--- start ---
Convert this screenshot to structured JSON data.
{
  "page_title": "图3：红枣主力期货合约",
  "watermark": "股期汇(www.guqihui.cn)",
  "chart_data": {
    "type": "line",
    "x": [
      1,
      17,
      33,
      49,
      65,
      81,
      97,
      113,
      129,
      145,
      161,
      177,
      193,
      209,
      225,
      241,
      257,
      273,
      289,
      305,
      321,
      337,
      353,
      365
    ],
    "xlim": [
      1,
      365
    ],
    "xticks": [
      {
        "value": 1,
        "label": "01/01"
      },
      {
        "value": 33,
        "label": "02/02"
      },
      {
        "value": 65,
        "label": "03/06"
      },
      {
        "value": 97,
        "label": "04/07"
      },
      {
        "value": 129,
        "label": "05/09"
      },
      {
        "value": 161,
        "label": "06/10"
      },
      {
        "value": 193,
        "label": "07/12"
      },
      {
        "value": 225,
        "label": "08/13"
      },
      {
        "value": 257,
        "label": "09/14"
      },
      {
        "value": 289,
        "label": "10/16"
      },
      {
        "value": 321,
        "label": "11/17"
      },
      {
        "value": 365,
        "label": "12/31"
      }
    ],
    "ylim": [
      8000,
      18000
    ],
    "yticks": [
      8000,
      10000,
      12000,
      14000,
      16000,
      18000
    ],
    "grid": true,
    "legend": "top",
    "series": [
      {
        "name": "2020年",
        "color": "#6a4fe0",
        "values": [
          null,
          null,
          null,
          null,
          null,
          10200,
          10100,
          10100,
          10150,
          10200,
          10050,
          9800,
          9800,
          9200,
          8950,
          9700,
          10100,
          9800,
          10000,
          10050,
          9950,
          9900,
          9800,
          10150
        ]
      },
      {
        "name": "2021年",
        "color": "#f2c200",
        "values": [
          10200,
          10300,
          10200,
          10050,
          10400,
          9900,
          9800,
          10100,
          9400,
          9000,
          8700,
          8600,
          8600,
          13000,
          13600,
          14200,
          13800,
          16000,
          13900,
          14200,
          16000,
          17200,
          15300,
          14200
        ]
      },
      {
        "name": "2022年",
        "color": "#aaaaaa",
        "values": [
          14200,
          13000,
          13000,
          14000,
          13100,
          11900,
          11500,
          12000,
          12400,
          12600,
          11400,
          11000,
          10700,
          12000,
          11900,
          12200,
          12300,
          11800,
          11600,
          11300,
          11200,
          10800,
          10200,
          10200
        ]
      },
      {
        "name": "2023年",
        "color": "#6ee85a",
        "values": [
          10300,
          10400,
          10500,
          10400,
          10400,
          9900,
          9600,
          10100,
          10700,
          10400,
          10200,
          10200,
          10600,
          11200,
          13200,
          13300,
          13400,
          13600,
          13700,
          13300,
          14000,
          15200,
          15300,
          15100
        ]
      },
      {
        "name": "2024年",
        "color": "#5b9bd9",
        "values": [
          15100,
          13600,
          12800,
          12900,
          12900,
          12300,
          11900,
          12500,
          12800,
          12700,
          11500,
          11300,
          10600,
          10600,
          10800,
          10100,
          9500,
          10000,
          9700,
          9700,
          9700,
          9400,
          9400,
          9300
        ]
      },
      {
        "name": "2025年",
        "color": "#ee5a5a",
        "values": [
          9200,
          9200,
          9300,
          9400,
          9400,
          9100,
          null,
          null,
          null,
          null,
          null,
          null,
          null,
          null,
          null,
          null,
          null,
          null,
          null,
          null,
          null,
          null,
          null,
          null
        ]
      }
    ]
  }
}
--- end ---
— Task prompt —
For each line of the listing that holds the word "name", show that line.

— Response to this task —
        "name": "2020年",
        "name": "2021年",
        "name": "2022年",
        "name": "2023年",
        "name": "2024年",
        "name": "2025年",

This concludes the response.